ROWS =>
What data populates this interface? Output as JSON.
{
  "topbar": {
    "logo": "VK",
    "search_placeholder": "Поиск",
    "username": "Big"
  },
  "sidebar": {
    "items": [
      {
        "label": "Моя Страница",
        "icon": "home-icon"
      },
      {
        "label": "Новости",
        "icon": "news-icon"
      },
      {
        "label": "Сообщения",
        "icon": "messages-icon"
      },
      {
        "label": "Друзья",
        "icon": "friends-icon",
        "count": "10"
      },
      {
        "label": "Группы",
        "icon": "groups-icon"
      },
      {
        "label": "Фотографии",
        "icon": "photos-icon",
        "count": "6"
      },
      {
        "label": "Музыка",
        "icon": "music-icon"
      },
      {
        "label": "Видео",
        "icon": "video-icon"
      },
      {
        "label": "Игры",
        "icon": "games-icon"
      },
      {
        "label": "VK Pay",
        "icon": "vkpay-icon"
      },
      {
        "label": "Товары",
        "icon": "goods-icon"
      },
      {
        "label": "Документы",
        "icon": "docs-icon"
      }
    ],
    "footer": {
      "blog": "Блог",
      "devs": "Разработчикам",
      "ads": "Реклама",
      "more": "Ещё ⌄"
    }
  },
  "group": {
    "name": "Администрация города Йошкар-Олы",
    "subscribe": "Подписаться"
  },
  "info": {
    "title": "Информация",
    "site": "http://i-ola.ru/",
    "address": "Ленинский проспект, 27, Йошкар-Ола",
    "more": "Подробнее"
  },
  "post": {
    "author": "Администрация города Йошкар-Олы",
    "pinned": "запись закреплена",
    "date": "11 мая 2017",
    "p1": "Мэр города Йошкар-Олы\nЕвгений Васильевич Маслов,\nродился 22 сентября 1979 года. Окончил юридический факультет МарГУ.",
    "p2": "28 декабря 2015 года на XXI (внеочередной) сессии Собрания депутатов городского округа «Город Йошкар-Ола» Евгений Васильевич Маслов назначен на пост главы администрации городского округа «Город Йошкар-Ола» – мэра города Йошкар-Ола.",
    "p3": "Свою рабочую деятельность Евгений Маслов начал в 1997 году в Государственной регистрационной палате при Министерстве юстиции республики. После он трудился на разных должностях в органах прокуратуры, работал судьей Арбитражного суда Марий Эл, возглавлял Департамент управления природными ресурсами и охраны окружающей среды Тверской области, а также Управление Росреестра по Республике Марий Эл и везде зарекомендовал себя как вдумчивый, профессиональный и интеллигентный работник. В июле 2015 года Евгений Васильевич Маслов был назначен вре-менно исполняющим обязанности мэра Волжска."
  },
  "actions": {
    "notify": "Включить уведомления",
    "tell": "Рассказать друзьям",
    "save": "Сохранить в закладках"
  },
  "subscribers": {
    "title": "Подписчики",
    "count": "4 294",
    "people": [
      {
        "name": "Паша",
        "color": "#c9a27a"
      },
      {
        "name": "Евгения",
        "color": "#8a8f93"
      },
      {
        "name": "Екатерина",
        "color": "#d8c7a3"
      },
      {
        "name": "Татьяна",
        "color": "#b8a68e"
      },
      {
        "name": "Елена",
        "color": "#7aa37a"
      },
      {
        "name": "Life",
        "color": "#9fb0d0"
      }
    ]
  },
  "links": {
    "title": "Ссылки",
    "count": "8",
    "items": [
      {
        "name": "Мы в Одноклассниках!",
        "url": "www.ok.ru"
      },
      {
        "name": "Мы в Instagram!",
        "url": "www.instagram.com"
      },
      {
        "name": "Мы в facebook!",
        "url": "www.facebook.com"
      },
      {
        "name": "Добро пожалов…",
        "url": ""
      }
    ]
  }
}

GIVEN EXERCISE => Please return the data above exactly as given.

EXERCISE RESULT =>
What data populates this interface? Output as JSON.
{
  "topbar": {
    "logo": "VK",
    "search_placeholder": "Поиск",
    "username": "Big"
  },
  "sidebar": {
    "items": [
      {
        "label": "Моя Страница",
        "icon": "home-icon"
      },
      {
        "label": "Новости",
        "icon": "news-icon"
      },
      {
        "label": "Сообщения",
        "icon": "messages-icon"
      },
      {
        "label": "Друзья",
        "icon": "friends-icon",
        "count": "10"
      },
      {
        "label": "Группы",
        "icon": "groups-icon"
      },
      {
        "label": "Фотографии",
        "icon": "photos-icon",
        "count": "6"
      },
      {
        "label": "Музыка",
        "icon": "music-icon"
      },
      {
        "label": "Видео",
        "icon": "video-icon"
      },
      {
        "label": "Игры",
        "icon": "games-icon"
      },
      {
        "label": "VK Pay",
        "icon": "vkpay-icon"
      },
      {
        "label": "Товары",
        "icon": "goods-icon"
      },
      {
        "label": "Документы",
        "icon": "docs-icon"
      }
    ],
    "footer": {
      "blog": "Блог",
      "devs": "Разработчикам",
      "ads": "Реклама",
      "more": "Ещё ⌄"
    }
  },
  "group": {
    "name": "Администрация города Йошкар-Олы",
    "subscribe": "Подписаться"
  },
  "info": {
    "title": "Информация",
    "site": "http://i-ola.ru/",
    "address": "Ленинский проспект, 27, Йошкар-Ола",
    "more": "Подробнее"
  },
  "post": {
    "author": "Администрация города Йошкар-Олы",
    "pinned": "запись закреплена",
    "date": "11 мая 2017",
    "p1": "Мэр города Йошкар-Олы\nЕвгений Васильевич Маслов,\nродился 22 сентября 1979 года. Окончил юридический факультет МарГУ.",
    "p2": "28 декабря 2015 года на XXI (внеочередной) сессии Собрания депутатов городского округа «Город Йошкар-Ола» Евгений Васильевич Маслов назначен на пост главы администрации городского округа «Город Йошкар-Ола» – мэра города Йошкар-Ола.",
    "p3": "Свою рабочую деятельность Евгений Маслов начал в 1997 году в Государственной регистрационной палате при Министерстве юстиции республики. После он трудился на разных должностях в органах прокуратуры, работал судьей Арбитражного суда Марий Эл, возглавлял Департамент управления природными ресурсами и охраны окружающей среды Тверской области, а также Управление Росреестра по Республике Марий Эл и везде зарекомендовал себя как вдумчивый, профессиональный и интеллигентный работник. В июле 2015 года Евгений Васильевич Маслов был назначен вре-менно исполняющим обязанности мэра Волжска."
  },
  "actions": {
    "notify": "Включить уведомления",
    "tell": "Рассказать друзьям",
    "save": "Сохранить в закладках"
  },
  "subscribers": {
    "title": "Подписчики",
    "count": "4 294",
    "people": [
      {
        "name": "Паша",
        "color": "#c9a27a"
      },
      {
        "name": "Евгения",
        "color": "#8a8f93"
      },
      {
        "name": "Екатерина",
        "color": "#d8c7a3"
      },
      {
        "name": "Татьяна",
        "color": "#b8a68e"
      },
      {
        "name": "Елена",
        "color": "#7aa37a"
      },
      {
        "name": "Life",
        "color": "#9fb0d0"
      }
    ]
  },
  "links": {
    "title": "Ссылки",
    "count": "8",
    "items": [
      {
        "name": "Мы в Одноклассниках!",
        "url": "www.ok.ru"
      },
      {
        "name": "Мы в Instagram!",
        "url": "www.instagram.com"
      },
      {
        "name": "Мы в facebook!",
        "url": "www.facebook.com"
      },
      {
        "name": "Добро пожалов…",
        "url": ""
      }
    ]
  }
}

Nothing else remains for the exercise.